Return every line of the items below word for word, leaving out the pictures.

━━━━━ Data shown ━━━━━

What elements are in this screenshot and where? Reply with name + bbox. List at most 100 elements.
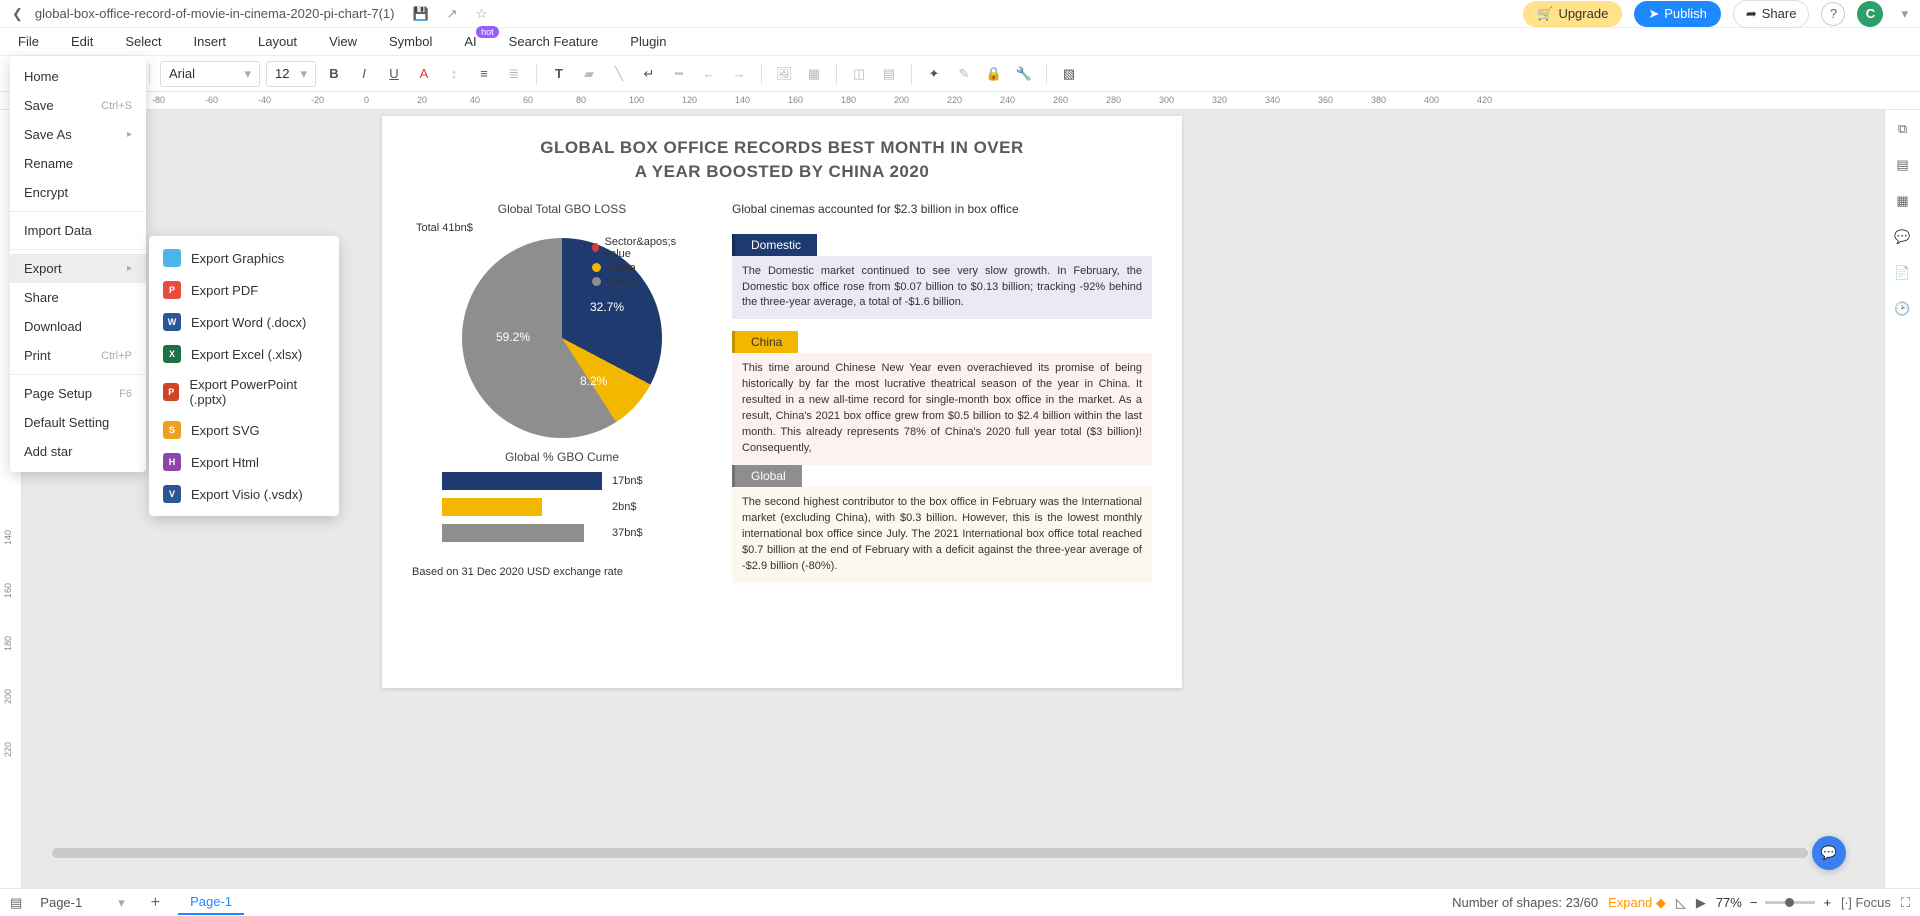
line-spacing-icon[interactable]: ≣ (502, 62, 526, 86)
menu-item-home[interactable]: Home (10, 62, 146, 91)
zoom-out-button[interactable]: − (1750, 895, 1758, 910)
chat-bubble-icon[interactable]: 💬 (1812, 836, 1846, 870)
export-excel[interactable]: XExport Excel (.xlsx) (149, 338, 339, 370)
effects-icon[interactable]: ✦ (922, 62, 946, 86)
menu-item-export[interactable]: Export▸ (10, 254, 146, 283)
upgrade-button[interactable]: 🛒 Upgrade (1523, 1, 1622, 27)
menu-edit[interactable]: Edit (71, 34, 93, 49)
file-menu-dropdown: Home SaveCtrl+S Save As▸ Rename Encrypt … (10, 56, 146, 472)
horizontal-scrollbar[interactable] (52, 848, 1844, 858)
layers-icon[interactable]: ▤ (1892, 154, 1914, 176)
italic-icon[interactable]: I (352, 62, 376, 86)
bold-icon[interactable]: B (322, 62, 346, 86)
section-text-china: This time around Chinese New Year even o… (732, 353, 1152, 465)
properties-icon[interactable]: 📄 (1892, 262, 1914, 284)
menu-item-page-setup[interactable]: Page SetupF6 (10, 379, 146, 408)
export-word[interactable]: WExport Word (.docx) (149, 306, 339, 338)
statusbar: ▤ Page-1 ▾ + Page-1 Number of shapes: 23… (0, 888, 1920, 916)
help-icon[interactable]: ? (1821, 2, 1845, 26)
layers-status-icon[interactable]: ◺ (1676, 895, 1686, 911)
edit-icon[interactable]: ✎ (952, 62, 976, 86)
bar-chart: 17bn$2bn$37bn$ (412, 472, 712, 542)
fill-icon[interactable]: ▰ (577, 62, 601, 86)
save-icon[interactable]: 💾 (412, 6, 428, 22)
focus-icon[interactable]: [∙] Focus (1841, 895, 1891, 910)
export-pdf[interactable]: PExport PDF (149, 274, 339, 306)
fit-icon[interactable]: ▧ (1057, 62, 1081, 86)
menu-item-share[interactable]: Share (10, 283, 146, 312)
align-objects-icon[interactable]: ◫ (847, 62, 871, 86)
upgrade-label: Upgrade (1558, 6, 1608, 21)
share-button[interactable]: ➦ Share (1733, 0, 1810, 28)
menu-item-rename[interactable]: Rename (10, 149, 146, 178)
footnote: Based on 31 Dec 2020 USD exchange rate (412, 566, 712, 578)
presentation-icon[interactable]: ▶ (1696, 895, 1706, 911)
comment-icon[interactable]: 💬 (1892, 226, 1914, 248)
menu-search-feature[interactable]: Search Feature (509, 34, 599, 49)
menu-item-print[interactable]: PrintCtrl+P (10, 341, 146, 370)
export-visio[interactable]: VExport Visio (.vsdx) (149, 478, 339, 510)
menu-item-save[interactable]: SaveCtrl+S (10, 91, 146, 120)
pie-legend: Sector&apos;s value China Global (592, 236, 679, 290)
menu-ai[interactable]: AIhot (464, 34, 476, 49)
menu-item-download[interactable]: Download (10, 312, 146, 341)
line-icon[interactable]: ╲ (607, 62, 631, 86)
menu-item-encrypt[interactable]: Encrypt (10, 178, 146, 207)
menu-item-import-data[interactable]: Import Data (10, 216, 146, 245)
line-weight-icon[interactable]: ━ (667, 62, 691, 86)
page-tab-active[interactable]: Page-1 (178, 890, 244, 915)
avatar[interactable]: C (1857, 1, 1883, 27)
bars-title: Global % GBO Cume (412, 450, 712, 464)
fullscreen-icon[interactable]: ⛶ (1901, 895, 1910, 911)
section-badge-domestic: Domestic (732, 234, 817, 256)
tools-icon[interactable]: 🔧 (1012, 62, 1036, 86)
publish-button[interactable]: ➤ Publish (1634, 1, 1721, 27)
menu-item-default-setting[interactable]: Default Setting (10, 408, 146, 437)
menu-symbol[interactable]: Symbol (389, 34, 432, 49)
text-height-icon[interactable]: ↕ (442, 62, 466, 86)
image-icon[interactable]: 🖼 (772, 62, 796, 86)
menu-item-add-star[interactable]: Add star (10, 437, 146, 466)
open-new-icon[interactable]: ↗ (447, 6, 458, 22)
menu-select[interactable]: Select (125, 34, 161, 49)
export-ppt[interactable]: PExport PowerPoint (.pptx) (149, 370, 339, 414)
section-text-domestic: The Domestic market continued to see ver… (732, 256, 1152, 320)
expand-button[interactable]: Expand ◆ (1608, 895, 1666, 911)
lock-icon[interactable]: 🔒 (982, 62, 1006, 86)
pages-icon[interactable]: ▤ (10, 895, 22, 911)
export-html[interactable]: HExport Html (149, 446, 339, 478)
underline-icon[interactable]: U (382, 62, 406, 86)
pie-chart: 59.2% 32.7% 8.2% Sector&apos;s value Chi… (462, 238, 662, 438)
star-icon[interactable]: ☆ (476, 6, 488, 22)
menu-file[interactable]: File (18, 34, 39, 49)
cursor-icon[interactable]: ⧉ (1892, 118, 1914, 140)
ruler-horizontal: -80-60-40-200204060801001201401601802002… (0, 92, 1920, 110)
menu-item-save-as[interactable]: Save As▸ (10, 120, 146, 149)
history-icon[interactable]: 🕑 (1892, 298, 1914, 320)
zoom-in-button[interactable]: + (1823, 895, 1831, 910)
export-svg[interactable]: SExport SVG (149, 414, 339, 446)
menu-layout[interactable]: Layout (258, 34, 297, 49)
menu-insert[interactable]: Insert (194, 34, 227, 49)
arrow-end-icon[interactable]: → (727, 62, 751, 86)
chevron-down-icon[interactable]: ▾ (1901, 6, 1908, 22)
arrow-start-icon[interactable]: ← (697, 62, 721, 86)
shapes-panel-icon[interactable]: ▦ (1892, 190, 1914, 212)
export-graphics[interactable]: Export Graphics (149, 242, 339, 274)
page-select[interactable]: Page-1 ▾ (32, 893, 132, 913)
add-page-button[interactable]: + (143, 894, 168, 912)
text-tool-icon[interactable]: T (547, 62, 571, 86)
connector-icon[interactable]: ↵ (637, 62, 661, 86)
font-family-select[interactable]: Arial▾ (160, 61, 260, 87)
table-icon[interactable]: ▦ (802, 62, 826, 86)
pie-slice-global-label: 59.2% (496, 330, 530, 344)
align-left-icon[interactable]: ≡ (472, 62, 496, 86)
intro-text: Global cinemas accounted for $2.3 billio… (732, 202, 1152, 216)
zoom-slider[interactable] (1765, 901, 1815, 904)
menu-plugin[interactable]: Plugin (630, 34, 666, 49)
back-icon[interactable]: ❮ (12, 6, 23, 22)
font-size-select[interactable]: 12▾ (266, 61, 316, 87)
font-color-icon[interactable]: A (412, 62, 436, 86)
menu-view[interactable]: View (329, 34, 357, 49)
distribute-icon[interactable]: ▤ (877, 62, 901, 86)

━━━━━

Exercise solution:
What elements are in this screenshot and where? Reply with name + bbox. List at most 100 elements.
line-spacing-icon[interactable]: ≣ (502, 62, 526, 86)
menu-item-home[interactable]: Home (10, 62, 146, 91)
zoom-out-button[interactable]: − (1750, 895, 1758, 910)
chat-bubble-icon[interactable]: 💬 (1812, 836, 1846, 870)
export-excel[interactable]: XExport Excel (.xlsx) (149, 338, 339, 370)
effects-icon[interactable]: ✦ (922, 62, 946, 86)
menu-item-export[interactable]: Export▸ (10, 254, 146, 283)
upgrade-button[interactable]: 🛒 Upgrade (1523, 1, 1622, 27)
menu-edit[interactable]: Edit (71, 34, 93, 49)
file-menu-dropdown: Home SaveCtrl+S Save As▸ Rename Encrypt … (10, 56, 146, 472)
horizontal-scrollbar[interactable] (52, 848, 1844, 858)
layers-icon[interactable]: ▤ (1892, 154, 1914, 176)
italic-icon[interactable]: I (352, 62, 376, 86)
bold-icon[interactable]: B (322, 62, 346, 86)
section-text-china: This time around Chinese New Year even o… (732, 353, 1152, 465)
properties-icon[interactable]: 📄 (1892, 262, 1914, 284)
menu-item-page-setup[interactable]: Page SetupF6 (10, 379, 146, 408)
export-word[interactable]: WExport Word (.docx) (149, 306, 339, 338)
statusbar: ▤ Page-1 ▾ + Page-1 Number of shapes: 23… (0, 888, 1920, 916)
help-icon[interactable]: ? (1821, 2, 1845, 26)
layers-status-icon[interactable]: ◺ (1676, 895, 1686, 911)
edit-icon[interactable]: ✎ (952, 62, 976, 86)
bar-chart: 17bn$2bn$37bn$ (412, 472, 712, 542)
fill-icon[interactable]: ▰ (577, 62, 601, 86)
save-icon[interactable]: 💾 (412, 6, 428, 22)
focus-icon[interactable]: [∙] Focus (1841, 895, 1891, 910)
export-pdf[interactable]: PExport PDF (149, 274, 339, 306)
fit-icon[interactable]: ▧ (1057, 62, 1081, 86)
menu-item-share[interactable]: Share (10, 283, 146, 312)
align-objects-icon[interactable]: ◫ (847, 62, 871, 86)
upgrade-label: Upgrade (1558, 6, 1608, 21)
share-button[interactable]: ➦ Share (1733, 0, 1810, 28)
menu-item-rename[interactable]: Rename (10, 149, 146, 178)
footnote: Based on 31 Dec 2020 USD exchange rate (412, 566, 712, 578)
presentation-icon[interactable]: ▶ (1696, 895, 1706, 911)
comment-icon[interactable]: 💬 (1892, 226, 1914, 248)
menu-search-feature[interactable]: Search Feature (509, 34, 599, 49)
menu-item-print[interactable]: PrintCtrl+P (10, 341, 146, 370)
export-visio[interactable]: VExport Visio (.vsdx) (149, 478, 339, 510)
menu-item-save[interactable]: SaveCtrl+S (10, 91, 146, 120)
pie-legend: Sector&apos;s value China Global (592, 236, 679, 290)
menu-ai[interactable]: AIhot (464, 34, 476, 49)
menu-item-download[interactable]: Download (10, 312, 146, 341)
line-icon[interactable]: ╲ (607, 62, 631, 86)
menu-item-encrypt[interactable]: Encrypt (10, 178, 146, 207)
menu-item-import-data[interactable]: Import Data (10, 216, 146, 245)
line-weight-icon[interactable]: ━ (667, 62, 691, 86)
page-tab-active[interactable]: Page-1 (178, 890, 244, 915)
avatar[interactable]: C (1857, 1, 1883, 27)
bars-title: Global % GBO Cume (412, 450, 712, 464)
fullscreen-icon[interactable]: ⛶ (1901, 895, 1910, 911)
section-badge-domestic: Domestic (732, 234, 817, 256)
tools-icon[interactable]: 🔧 (1012, 62, 1036, 86)
publish-button[interactable]: ➤ Publish (1634, 1, 1721, 27)
menu-item-default-setting[interactable]: Default Setting (10, 408, 146, 437)
menu-symbol[interactable]: Symbol (389, 34, 432, 49)
text-height-icon[interactable]: ↕ (442, 62, 466, 86)
image-icon[interactable]: 🖼 (772, 62, 796, 86)
menu-item-add-star[interactable]: Add star (10, 437, 146, 466)
open-new-icon[interactable]: ↗ (447, 6, 458, 22)
menu-select[interactable]: Select (125, 34, 161, 49)
export-ppt[interactable]: PExport PowerPoint (.pptx) (149, 370, 339, 414)
section-text-domestic: The Domestic market continued to see ver… (732, 256, 1152, 320)
expand-button[interactable]: Expand ◆ (1608, 895, 1666, 911)
lock-icon[interactable]: 🔒 (982, 62, 1006, 86)
pages-icon[interactable]: ▤ (10, 895, 22, 911)
export-html[interactable]: HExport Html (149, 446, 339, 478)
underline-icon[interactable]: U (382, 62, 406, 86)
pie-chart: 59.2% 32.7% 8.2% Sector&apos;s value Chi… (462, 238, 662, 438)
star-icon[interactable]: ☆ (476, 6, 488, 22)
menu-file[interactable]: File (18, 34, 39, 49)
cursor-icon[interactable]: ⧉ (1892, 118, 1914, 140)
ruler-horizontal: -80-60-40-200204060801001201401601802002… (0, 92, 1920, 110)
menu-item-save-as[interactable]: Save As▸ (10, 120, 146, 149)
history-icon[interactable]: 🕑 (1892, 298, 1914, 320)
zoom-in-button[interactable]: + (1823, 895, 1831, 910)
export-svg[interactable]: SExport SVG (149, 414, 339, 446)
menu-layout[interactable]: Layout (258, 34, 297, 49)
menu-insert[interactable]: Insert (194, 34, 227, 49)
arrow-end-icon[interactable]: → (727, 62, 751, 86)
chevron-down-icon[interactable]: ▾ (1901, 6, 1908, 22)
arrow-start-icon[interactable]: ← (697, 62, 721, 86)
shapes-panel-icon[interactable]: ▦ (1892, 190, 1914, 212)
export-graphics[interactable]: Export Graphics (149, 242, 339, 274)
page-select[interactable]: Page-1 ▾ (32, 893, 132, 913)
add-page-button[interactable]: + (143, 894, 168, 912)
text-tool-icon[interactable]: T (547, 62, 571, 86)
connector-icon[interactable]: ↵ (637, 62, 661, 86)
font-family-select[interactable]: Arial▾ (160, 61, 260, 87)
table-icon[interactable]: ▦ (802, 62, 826, 86)
pie-slice-global-label: 59.2% (496, 330, 530, 344)
align-left-icon[interactable]: ≡ (472, 62, 496, 86)
intro-text: Global cinemas accounted for $2.3 billio… (732, 202, 1152, 216)
zoom-slider[interactable] (1765, 901, 1815, 904)
menu-plugin[interactable]: Plugin (630, 34, 666, 49)
back-icon[interactable]: ❮ (12, 6, 23, 22)
font-size-select[interactable]: 12▾ (266, 61, 316, 87)
font-color-icon[interactable]: A (412, 62, 436, 86)
menu-view[interactable]: View (329, 34, 357, 49)
distribute-icon[interactable]: ▤ (877, 62, 901, 86)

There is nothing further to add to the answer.